Material for this task:
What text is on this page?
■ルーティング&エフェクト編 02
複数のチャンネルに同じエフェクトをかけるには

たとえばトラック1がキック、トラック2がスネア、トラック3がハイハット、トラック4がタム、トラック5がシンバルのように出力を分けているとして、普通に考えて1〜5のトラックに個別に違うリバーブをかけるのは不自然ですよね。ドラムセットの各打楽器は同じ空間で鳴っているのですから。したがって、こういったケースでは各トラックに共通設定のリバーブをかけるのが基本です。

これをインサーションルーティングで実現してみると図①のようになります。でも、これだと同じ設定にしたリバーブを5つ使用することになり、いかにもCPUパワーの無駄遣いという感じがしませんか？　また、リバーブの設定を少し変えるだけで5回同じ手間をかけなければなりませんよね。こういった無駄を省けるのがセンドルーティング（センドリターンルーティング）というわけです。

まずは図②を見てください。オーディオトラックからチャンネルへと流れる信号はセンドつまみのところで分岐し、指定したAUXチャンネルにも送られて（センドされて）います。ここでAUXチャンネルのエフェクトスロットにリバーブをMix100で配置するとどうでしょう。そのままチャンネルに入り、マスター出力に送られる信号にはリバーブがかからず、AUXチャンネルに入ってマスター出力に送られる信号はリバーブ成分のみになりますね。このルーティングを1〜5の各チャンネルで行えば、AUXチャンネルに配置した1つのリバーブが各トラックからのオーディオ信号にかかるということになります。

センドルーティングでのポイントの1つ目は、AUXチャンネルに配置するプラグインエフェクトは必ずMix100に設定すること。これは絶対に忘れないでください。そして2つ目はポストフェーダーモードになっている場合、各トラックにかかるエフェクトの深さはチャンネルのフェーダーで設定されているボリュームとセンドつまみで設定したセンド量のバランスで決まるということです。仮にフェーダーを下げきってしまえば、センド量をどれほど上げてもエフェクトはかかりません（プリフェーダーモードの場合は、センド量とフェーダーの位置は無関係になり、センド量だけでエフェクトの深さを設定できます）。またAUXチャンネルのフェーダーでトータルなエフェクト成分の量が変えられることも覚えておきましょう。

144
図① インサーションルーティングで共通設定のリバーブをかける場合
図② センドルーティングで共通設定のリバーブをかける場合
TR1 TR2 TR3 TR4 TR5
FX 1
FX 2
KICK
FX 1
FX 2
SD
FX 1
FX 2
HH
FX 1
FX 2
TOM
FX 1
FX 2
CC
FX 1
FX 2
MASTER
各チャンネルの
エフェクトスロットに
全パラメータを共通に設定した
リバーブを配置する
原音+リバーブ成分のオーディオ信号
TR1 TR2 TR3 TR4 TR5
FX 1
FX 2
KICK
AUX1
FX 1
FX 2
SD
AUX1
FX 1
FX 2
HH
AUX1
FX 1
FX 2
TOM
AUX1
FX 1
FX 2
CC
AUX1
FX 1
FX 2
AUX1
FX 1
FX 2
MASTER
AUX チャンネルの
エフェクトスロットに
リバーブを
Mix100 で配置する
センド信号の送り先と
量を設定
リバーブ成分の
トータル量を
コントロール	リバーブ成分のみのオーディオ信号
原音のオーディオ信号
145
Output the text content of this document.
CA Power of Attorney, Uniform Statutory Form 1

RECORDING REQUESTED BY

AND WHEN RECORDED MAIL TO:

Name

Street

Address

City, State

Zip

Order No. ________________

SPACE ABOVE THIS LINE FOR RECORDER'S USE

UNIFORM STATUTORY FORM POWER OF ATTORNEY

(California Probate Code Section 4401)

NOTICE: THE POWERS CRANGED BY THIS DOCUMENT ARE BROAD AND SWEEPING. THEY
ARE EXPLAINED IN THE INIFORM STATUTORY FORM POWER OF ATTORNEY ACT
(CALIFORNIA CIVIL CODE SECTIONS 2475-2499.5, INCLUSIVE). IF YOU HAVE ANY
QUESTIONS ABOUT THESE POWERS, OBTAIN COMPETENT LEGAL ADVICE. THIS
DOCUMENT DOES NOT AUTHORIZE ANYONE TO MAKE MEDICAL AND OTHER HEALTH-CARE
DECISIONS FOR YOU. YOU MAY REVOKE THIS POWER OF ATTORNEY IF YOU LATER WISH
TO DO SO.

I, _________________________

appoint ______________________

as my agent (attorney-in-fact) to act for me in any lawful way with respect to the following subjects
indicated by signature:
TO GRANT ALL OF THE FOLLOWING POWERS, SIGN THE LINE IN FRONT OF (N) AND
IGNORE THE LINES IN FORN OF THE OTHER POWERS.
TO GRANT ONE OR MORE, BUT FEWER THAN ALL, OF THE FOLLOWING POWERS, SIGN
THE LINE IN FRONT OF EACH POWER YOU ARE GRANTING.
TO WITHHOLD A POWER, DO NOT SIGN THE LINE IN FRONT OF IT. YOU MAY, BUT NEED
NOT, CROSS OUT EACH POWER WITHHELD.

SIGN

Requirements: Where a line in the material contains "FRONT", copy that line.

Written reply:
TO GRANT ALL OF THE FOLLOWING POWERS, SIGN THE LINE IN FRONT OF (N) AND
THE LINE IN FRONT OF EACH POWER YOU ARE GRANTING.
TO WITHHOLD A POWER, DO NOT SIGN THE LINE IN FRONT OF IT. YOU MAY, BUT NEED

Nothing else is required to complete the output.